[Rows from a dataset]
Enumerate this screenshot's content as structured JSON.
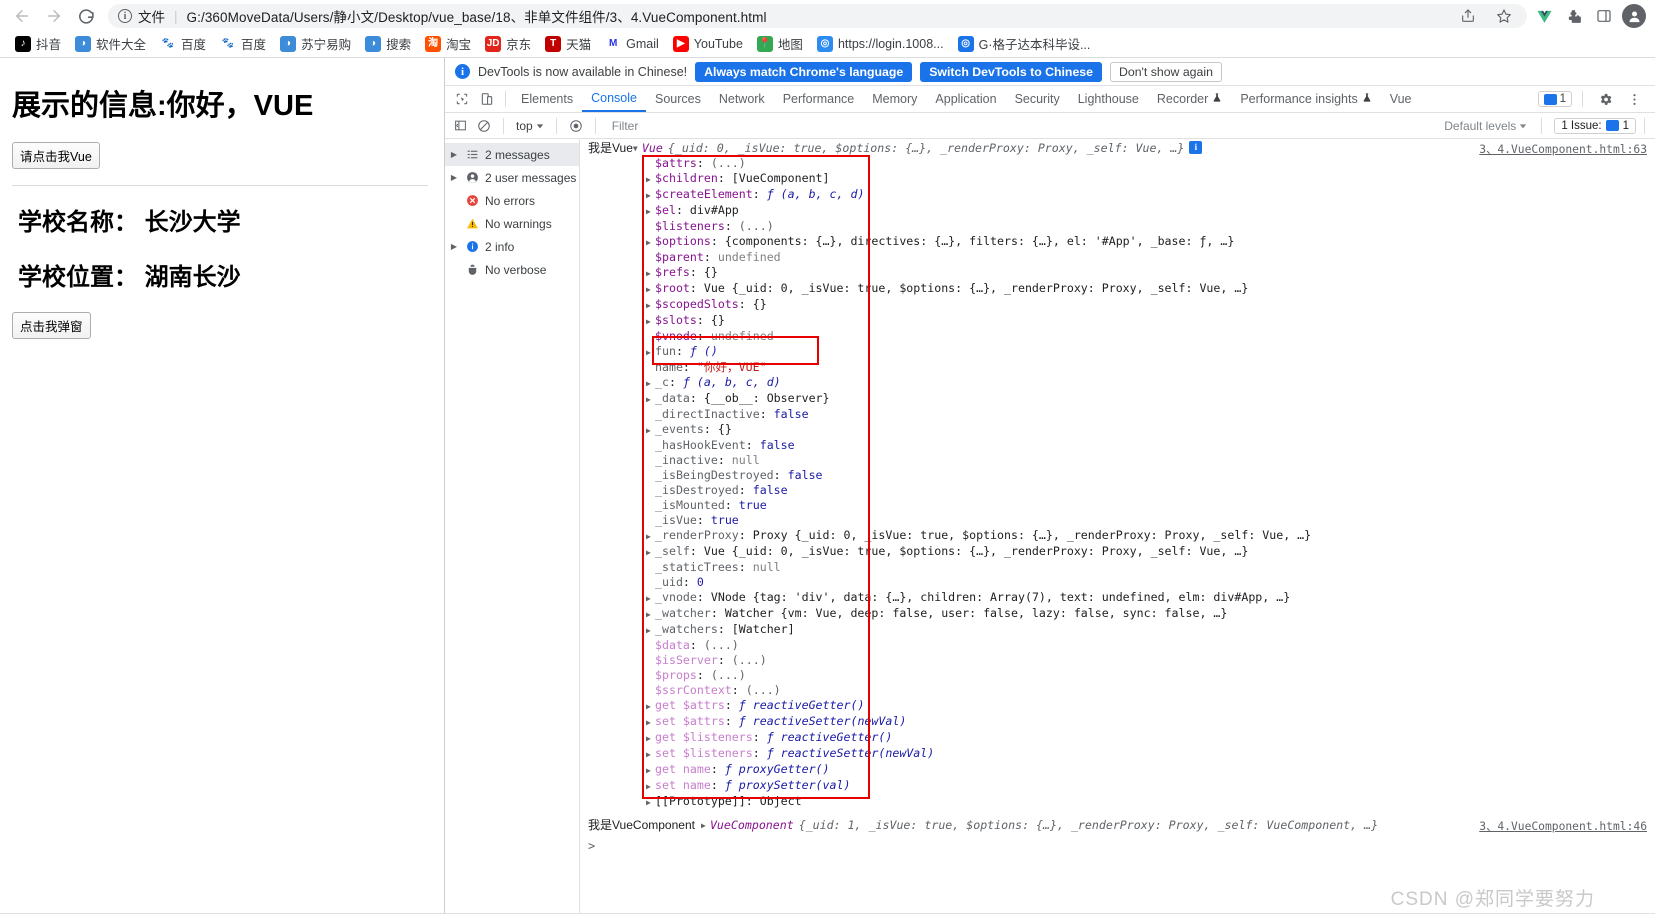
{
  "browser": {
    "nav": {
      "back": "←",
      "forward": "→",
      "reload": "↻"
    },
    "omnibox": {
      "scheme_label": "文件",
      "url": "G:/360MoveData/Users/静小文/Desktop/vue_base/18、非单文件组件/3、4.VueComponent.html",
      "info_icon": "info-icon",
      "share_icon": "share-icon",
      "star_icon": "bookmark-star-icon",
      "vue_ext_icon": "vue-extension-icon",
      "puzzle_icon": "extensions-puzzle-icon",
      "sidepanel_icon": "side-panel-icon",
      "profile_icon": "profile-avatar-icon"
    },
    "bookmarks": [
      {
        "label": "抖音",
        "icon": "douyin-icon",
        "color": "#000000",
        "glyph": "♪"
      },
      {
        "label": "软件大全",
        "icon": "globe-icon",
        "color": "#3c8cd9",
        "glyph": "◑"
      },
      {
        "label": "百度",
        "icon": "baidu-icon",
        "color": "#ffffff",
        "glyph": "🐾"
      },
      {
        "label": "百度",
        "icon": "baidu-icon",
        "color": "#ffffff",
        "glyph": "🐾"
      },
      {
        "label": "苏宁易购",
        "icon": "globe-icon",
        "color": "#3c8cd9",
        "glyph": "◑"
      },
      {
        "label": "搜索",
        "icon": "globe-icon",
        "color": "#3c8cd9",
        "glyph": "◑"
      },
      {
        "label": "淘宝",
        "icon": "taobao-icon",
        "color": "#ff5000",
        "glyph": "淘"
      },
      {
        "label": "京东",
        "icon": "jd-icon",
        "color": "#e1251b",
        "glyph": "JD"
      },
      {
        "label": "天猫",
        "icon": "tmall-icon",
        "color": "#c00000",
        "glyph": "T"
      },
      {
        "label": "Gmail",
        "icon": "gmail-icon",
        "color": "#ffffff",
        "glyph": "M"
      },
      {
        "label": "YouTube",
        "icon": "youtube-icon",
        "color": "#ff0000",
        "glyph": "▶"
      },
      {
        "label": "地图",
        "icon": "maps-icon",
        "color": "#34a853",
        "glyph": "📍"
      },
      {
        "label": "https://login.1008...",
        "icon": "globe-blue-icon",
        "color": "#2d8cf0",
        "glyph": "◎"
      },
      {
        "label": "G·格子达本科毕设...",
        "icon": "blue-swirl-icon",
        "color": "#1a73e8",
        "glyph": "◎"
      }
    ]
  },
  "page": {
    "heading": "展示的信息:你好，VUE",
    "button_vue": "请点击我Vue",
    "school_name": "学校名称： 长沙大学",
    "school_location": "学校位置： 湖南长沙",
    "button_alert": "点击我弹窗"
  },
  "devtools": {
    "banner": {
      "message": "DevTools is now available in Chinese!",
      "btn_always": "Always match Chrome's language",
      "btn_switch": "Switch DevTools to Chinese",
      "btn_dismiss": "Don't show again",
      "accent": "#1a73e8"
    },
    "tabs": [
      {
        "label": "Elements",
        "active": false,
        "warn": false
      },
      {
        "label": "Console",
        "active": true,
        "warn": false
      },
      {
        "label": "Sources",
        "active": false,
        "warn": false
      },
      {
        "label": "Network",
        "active": false,
        "warn": false
      },
      {
        "label": "Performance",
        "active": false,
        "warn": false
      },
      {
        "label": "Memory",
        "active": false,
        "warn": false
      },
      {
        "label": "Application",
        "active": false,
        "warn": false
      },
      {
        "label": "Security",
        "active": false,
        "warn": false
      },
      {
        "label": "Lighthouse",
        "active": false,
        "warn": false
      },
      {
        "label": "Recorder",
        "active": false,
        "warn": true
      },
      {
        "label": "Performance insights",
        "active": false,
        "warn": true
      },
      {
        "label": "Vue",
        "active": false,
        "warn": false
      }
    ],
    "tabs_right": {
      "issue_count": "1",
      "settings_icon": "gear-icon",
      "more_icon": "more-vertical-icon"
    },
    "filterbar": {
      "sidebar_toggle_icon": "sidebar-toggle-icon",
      "clear_icon": "clear-console-icon",
      "context": "top",
      "eye_icon": "live-expression-eye-icon",
      "filter_placeholder": "Filter",
      "filter_value": "",
      "levels": "Default levels",
      "issues_label": "1 Issue:",
      "issues_count": "1"
    },
    "sidebar": [
      {
        "label": "2 messages",
        "icon": "list-icon",
        "arrow": true,
        "selected": true
      },
      {
        "label": "2 user messages",
        "icon": "user-icon",
        "arrow": true,
        "selected": false
      },
      {
        "label": "No errors",
        "icon": "error-icon",
        "arrow": false,
        "selected": false
      },
      {
        "label": "No warnings",
        "icon": "warning-icon",
        "arrow": false,
        "selected": false
      },
      {
        "label": "2 info",
        "icon": "info-icon",
        "arrow": true,
        "selected": false
      },
      {
        "label": "No verbose",
        "icon": "bug-icon",
        "arrow": false,
        "selected": false
      }
    ],
    "console": {
      "msg1": {
        "prefix": "我是Vue",
        "summary_obj": "Vue",
        "summary_rest": "{_uid: 0, _isVue: true, $options: {…}, _renderProxy: Proxy, _self: Vue, …}",
        "source": "3、4.VueComponent.html:63",
        "info_badge": "i",
        "properties": [
          {
            "arrow": false,
            "key": "$attrs",
            "keycls": "t-key",
            "value": "(...)",
            "valcls": "t-dim"
          },
          {
            "arrow": true,
            "key": "$children",
            "keycls": "t-key",
            "value": "[VueComponent]",
            "valcls": "t-plain"
          },
          {
            "arrow": true,
            "key": "$createElement",
            "keycls": "t-key",
            "value": "ƒ (a, b, c, d)",
            "valcls": "t-fn"
          },
          {
            "arrow": true,
            "key": "$el",
            "keycls": "t-key",
            "value": "div#App",
            "valcls": "t-plain"
          },
          {
            "arrow": false,
            "key": "$listeners",
            "keycls": "t-key",
            "value": "(...)",
            "valcls": "t-dim"
          },
          {
            "arrow": true,
            "key": "$options",
            "keycls": "t-key",
            "value": "{components: {…}, directives: {…}, filters: {…}, el: '#App', _base: ƒ, …}",
            "valcls": "t-plain"
          },
          {
            "arrow": false,
            "key": "$parent",
            "keycls": "t-key",
            "value": "undefined",
            "valcls": "t-null"
          },
          {
            "arrow": true,
            "key": "$refs",
            "keycls": "t-key",
            "value": "{}",
            "valcls": "t-plain"
          },
          {
            "arrow": true,
            "key": "$root",
            "keycls": "t-key",
            "value": "Vue {_uid: 0, _isVue: true, $options: {…}, _renderProxy: Proxy, _self: Vue, …}",
            "valcls": "t-plain"
          },
          {
            "arrow": true,
            "key": "$scopedSlots",
            "keycls": "t-key",
            "value": "{}",
            "valcls": "t-plain"
          },
          {
            "arrow": true,
            "key": "$slots",
            "keycls": "t-key",
            "value": "{}",
            "valcls": "t-plain"
          },
          {
            "arrow": false,
            "key": "$vnode",
            "keycls": "t-key",
            "value": "undefined",
            "valcls": "t-null"
          },
          {
            "arrow": true,
            "key": "fun",
            "keycls": "t-keyd",
            "value": "ƒ ()",
            "valcls": "t-fn"
          },
          {
            "arrow": false,
            "key": "name",
            "keycls": "t-keyd",
            "value": "\"你好，VUE\"",
            "valcls": "t-str"
          },
          {
            "arrow": true,
            "key": "_c",
            "keycls": "t-keyd",
            "value": "ƒ (a, b, c, d)",
            "valcls": "t-fn"
          },
          {
            "arrow": true,
            "key": "_data",
            "keycls": "t-keyd",
            "value": "{__ob__: Observer}",
            "valcls": "t-plain"
          },
          {
            "arrow": false,
            "key": "_directInactive",
            "keycls": "t-keyd",
            "value": "false",
            "valcls": "t-bool"
          },
          {
            "arrow": true,
            "key": "_events",
            "keycls": "t-keyd",
            "value": "{}",
            "valcls": "t-plain"
          },
          {
            "arrow": false,
            "key": "_hasHookEvent",
            "keycls": "t-keyd",
            "value": "false",
            "valcls": "t-bool"
          },
          {
            "arrow": false,
            "key": "_inactive",
            "keycls": "t-keyd",
            "value": "null",
            "valcls": "t-null"
          },
          {
            "arrow": false,
            "key": "_isBeingDestroyed",
            "keycls": "t-keyd",
            "value": "false",
            "valcls": "t-bool"
          },
          {
            "arrow": false,
            "key": "_isDestroyed",
            "keycls": "t-keyd",
            "value": "false",
            "valcls": "t-bool"
          },
          {
            "arrow": false,
            "key": "_isMounted",
            "keycls": "t-keyd",
            "value": "true",
            "valcls": "t-bool"
          },
          {
            "arrow": false,
            "key": "_isVue",
            "keycls": "t-keyd",
            "value": "true",
            "valcls": "t-bool"
          },
          {
            "arrow": true,
            "key": "_renderProxy",
            "keycls": "t-keyd",
            "value": "Proxy {_uid: 0, _isVue: true, $options: {…}, _renderProxy: Proxy, _self: Vue, …}",
            "valcls": "t-plain"
          },
          {
            "arrow": true,
            "key": "_self",
            "keycls": "t-keyd",
            "value": "Vue {_uid: 0, _isVue: true, $options: {…}, _renderProxy: Proxy, _self: Vue, …}",
            "valcls": "t-plain"
          },
          {
            "arrow": false,
            "key": "_staticTrees",
            "keycls": "t-keyd",
            "value": "null",
            "valcls": "t-null"
          },
          {
            "arrow": false,
            "key": "_uid",
            "keycls": "t-keyd",
            "value": "0",
            "valcls": "t-num"
          },
          {
            "arrow": true,
            "key": "_vnode",
            "keycls": "t-keyd",
            "value": "VNode {tag: 'div', data: {…}, children: Array(7), text: undefined, elm: div#App, …}",
            "valcls": "t-plain"
          },
          {
            "arrow": true,
            "key": "_watcher",
            "keycls": "t-keyd",
            "value": "Watcher {vm: Vue, deep: false, user: false, lazy: false, sync: false, …}",
            "valcls": "t-plain"
          },
          {
            "arrow": true,
            "key": "_watchers",
            "keycls": "t-keyd",
            "value": "[Watcher]",
            "valcls": "t-plain"
          },
          {
            "arrow": false,
            "key": "$data",
            "keycls": "t-accessor",
            "value": "(...)",
            "valcls": "t-dim"
          },
          {
            "arrow": false,
            "key": "$isServer",
            "keycls": "t-accessor",
            "value": "(...)",
            "valcls": "t-dim"
          },
          {
            "arrow": false,
            "key": "$props",
            "keycls": "t-accessor",
            "value": "(...)",
            "valcls": "t-dim"
          },
          {
            "arrow": false,
            "key": "$ssrContext",
            "keycls": "t-accessor",
            "value": "(...)",
            "valcls": "t-dim"
          },
          {
            "arrow": true,
            "key": "get $attrs",
            "keycls": "t-accessor",
            "value": "ƒ reactiveGetter()",
            "valcls": "t-fn"
          },
          {
            "arrow": true,
            "key": "set $attrs",
            "keycls": "t-accessor",
            "value": "ƒ reactiveSetter(newVal)",
            "valcls": "t-fn"
          },
          {
            "arrow": true,
            "key": "get $listeners",
            "keycls": "t-accessor",
            "value": "ƒ reactiveGetter()",
            "valcls": "t-fn"
          },
          {
            "arrow": true,
            "key": "set $listeners",
            "keycls": "t-accessor",
            "value": "ƒ reactiveSetter(newVal)",
            "valcls": "t-fn"
          },
          {
            "arrow": true,
            "key": "get name",
            "keycls": "t-accessor",
            "value": "ƒ proxyGetter()",
            "valcls": "t-fn"
          },
          {
            "arrow": true,
            "key": "set name",
            "keycls": "t-accessor",
            "value": "ƒ proxySetter(val)",
            "valcls": "t-fn"
          },
          {
            "arrow": true,
            "key": "[[Prototype]]",
            "keycls": "t-proto",
            "value": "Object",
            "valcls": "t-plain"
          }
        ]
      },
      "msg2": {
        "prefix": "我是VueComponent",
        "summary_obj": "VueComponent",
        "summary_rest": "{_uid: 1, _isVue: true, $options: {…}, _renderProxy: Proxy, _self: VueComponent, …}",
        "source": "3、4.VueComponent.html:46"
      },
      "prompt": ">"
    }
  },
  "watermark": "CSDN @郑同学要努力"
}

## Exercise aim
Find each line with the string "prefix" and copy it out.

## Result below
        "prefix": "我是Vue",
        "prefix": "我是VueComponent",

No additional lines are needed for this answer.